What to produce: Reproduce the listing word for word, leaving every picture behind.
----- Working data
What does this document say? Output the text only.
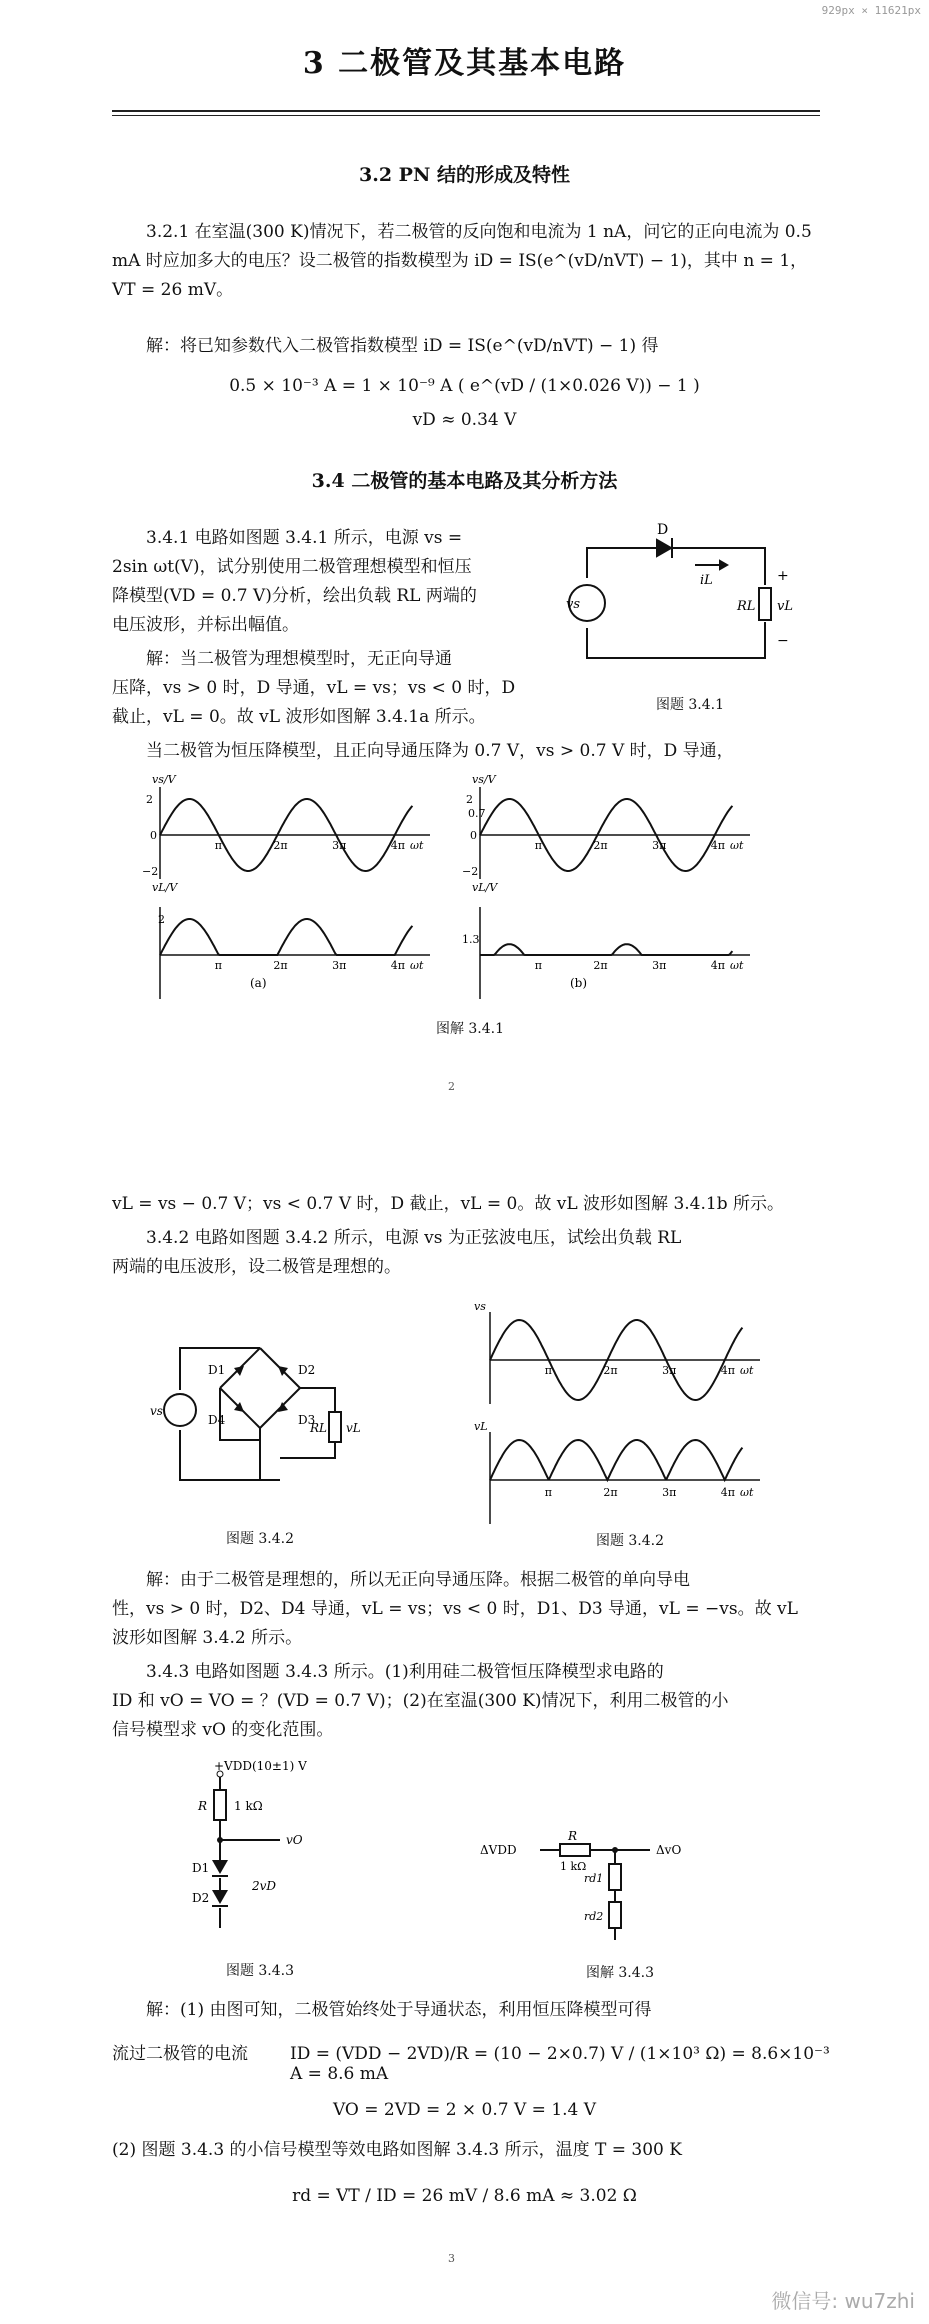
929px × 11621px
3 二极管及其基本电路
3.2 PN 结的形成及特性
3.2.1 在室温(300 K)情况下，若二极管的反向饱和电流为 1 nA，问它的正向电流为 0.5 mA 时应加多大的电压？设二极管的指数模型为 iD = IS(e^(vD/nVT) − 1)，其中 n = 1，VT = 26 mV。
解：将已知参数代入二极管指数模型 iD = IS(e^(vD/nVT) − 1) 得
0.5 × 10⁻³ A = 1 × 10⁻⁹ A ( e^(vD / (1×0.026 V)) − 1 )
vD ≈ 0.34 V
3.4 二极管的基本电路及其分析方法
3.4.1 电路如图题 3.4.1 所示，电源 vs =
2sin ωt(V)，试分别使用二极管理想模型和恒压
降模型(VD = 0.7 V)分析，绘出负载 RL 两端的
电压波形，并标出幅值。
解：当二极管为理想模型时，无正向导通
压降，vs > 0 时，D 导通，vL = vs；vs < 0 时，D
截止，vL = 0。故 vL 波形如图解 3.4.1a 所示。
当二极管为恒压降模型，且正向导通压降为 0.7 V，vs > 0.7 V 时，D 导通，
D
iL
RL vL
+
−
vs
图题 3.4.1
π	2π	3π	4π ωt
2
−2
0
vs/V
π	2π	3π	4π ωt
2
−2
0
vs/V
0.7
π	2π	3π	4π ωt
vL/V
(a)
π	2π	3π	4π ωt
vL/V
(b)
2
1.3
图解 3.4.1
2
vL = vs − 0.7 V；vs < 0.7 V 时，D 截止，vL = 0。故 vL 波形如图解 3.4.1b 所示。
3.4.2 电路如图题 3.4.2 所示，电源 vs 为正弦波电压，试绘出负载 RL
两端的电压波形，设二极管是理想的。
D1	D2
D4	D3
RL vL
vs
图题 3.4.2
π
π
2π
2π
3π
3π
4π
4π
vs
vL
ωt
ωt
图题 3.4.2
解：由于二极管是理想的，所以无正向导通压降。根据二极管的单向导电
性，vs > 0 时，D2、D4 导通，vL = vs；vs < 0 时，D1、D3 导通，vL = −vs。故 vL
波形如图解 3.4.2 所示。
3.4.3 电路如图题 3.4.3 所示。(1)利用硅二极管恒压降模型求电路的
ID 和 vO = VO = ？(VD = 0.7 V)；(2)在室温(300 K)情况下，利用二极管的小
信号模型求 vO 的变化范围。
+VDD(10±1) V
R 1 kΩ
vO
D1
D2
2vD
图题 3.4.3
ΔVDD
R
1 kΩ
ΔvO
rd1
rd2
图解 3.4.3
解：(1) 由图可知，二极管始终处于导通状态，利用恒压降模型可得
流过二极管的电流 ID = (VDD − 2VD)/R = (10 − 2×0.7) V / (1×10³ Ω) = 8.6×10⁻³ A = 8.6 mA
VO = 2VD = 2 × 0.7 V = 1.4 V
(2) 图题 3.4.3 的小信号模型等效电路如图解 3.4.3 所示，温度 T = 300 K
rd = VT / ID = 26 mV / 8.6 mA ≈ 3.02 Ω
3
微信号: wu7zhi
----------
Exercise output:
What does this document say? Output the text only.
929px × 11621px
3 二极管及其基本电路
3.2 PN 结的形成及特性
3.2.1 在室温(300 K)情况下，若二极管的反向饱和电流为 1 nA，问它的正向电流为 0.5 mA 时应加多大的电压？设二极管的指数模型为 iD = IS(e^(vD/nVT) − 1)，其中 n = 1，VT = 26 mV。
解：将已知参数代入二极管指数模型 iD = IS(e^(vD/nVT) − 1) 得
0.5 × 10⁻³ A = 1 × 10⁻⁹ A ( e^(vD / (1×0.026 V)) − 1 )
vD ≈ 0.34 V
3.4 二极管的基本电路及其分析方法
3.4.1 电路如图题 3.4.1 所示，电源 vs =
2sin ωt(V)，试分别使用二极管理想模型和恒压
降模型(VD = 0.7 V)分析，绘出负载 RL 两端的
电压波形，并标出幅值。
解：当二极管为理想模型时，无正向导通
压降，vs > 0 时，D 导通，vL = vs；vs < 0 时，D
截止，vL = 0。故 vL 波形如图解 3.4.1a 所示。
当二极管为恒压降模型，且正向导通压降为 0.7 V，vs > 0.7 V 时，D 导通，
D
iL
RL vL
+
−
vs
图题 3.4.1
π	2π	3π	4π ωt
2
−2
0
vs/V
π	2π	3π	4π ωt
2
−2
0
vs/V
0.7
π	2π	3π	4π ωt
vL/V
(a)
π	2π	3π	4π ωt
vL/V
(b)
2
1.3
图解 3.4.1
2
vL = vs − 0.7 V；vs < 0.7 V 时，D 截止，vL = 0。故 vL 波形如图解 3.4.1b 所示。
3.4.2 电路如图题 3.4.2 所示，电源 vs 为正弦波电压，试绘出负载 RL
两端的电压波形，设二极管是理想的。
D1	D2
D4	D3
RL vL
vs
图题 3.4.2
π
π
2π
2π
3π
3π
4π
4π
vs
vL
ωt
ωt
图题 3.4.2
解：由于二极管是理想的，所以无正向导通压降。根据二极管的单向导电
性，vs > 0 时，D2、D4 导通，vL = vs；vs < 0 时，D1、D3 导通，vL = −vs。故 vL
波形如图解 3.4.2 所示。
3.4.3 电路如图题 3.4.3 所示。(1)利用硅二极管恒压降模型求电路的
ID 和 vO = VO = ？(VD = 0.7 V)；(2)在室温(300 K)情况下，利用二极管的小
信号模型求 vO 的变化范围。
+VDD(10±1) V
R 1 kΩ
vO
D1
D2
2vD
图题 3.4.3
ΔVDD
R
1 kΩ
ΔvO
rd1
rd2
图解 3.4.3
解：(1) 由图可知，二极管始终处于导通状态，利用恒压降模型可得
流过二极管的电流 ID = (VDD − 2VD)/R = (10 − 2×0.7) V / (1×10³ Ω) = 8.6×10⁻³ A = 8.6 mA
VO = 2VD = 2 × 0.7 V = 1.4 V
(2) 图题 3.4.3 的小信号模型等效电路如图解 3.4.3 所示，温度 T = 300 K
rd = VT / ID = 26 mV / 8.6 mA ≈ 3.02 Ω
3
微信号: wu7zhi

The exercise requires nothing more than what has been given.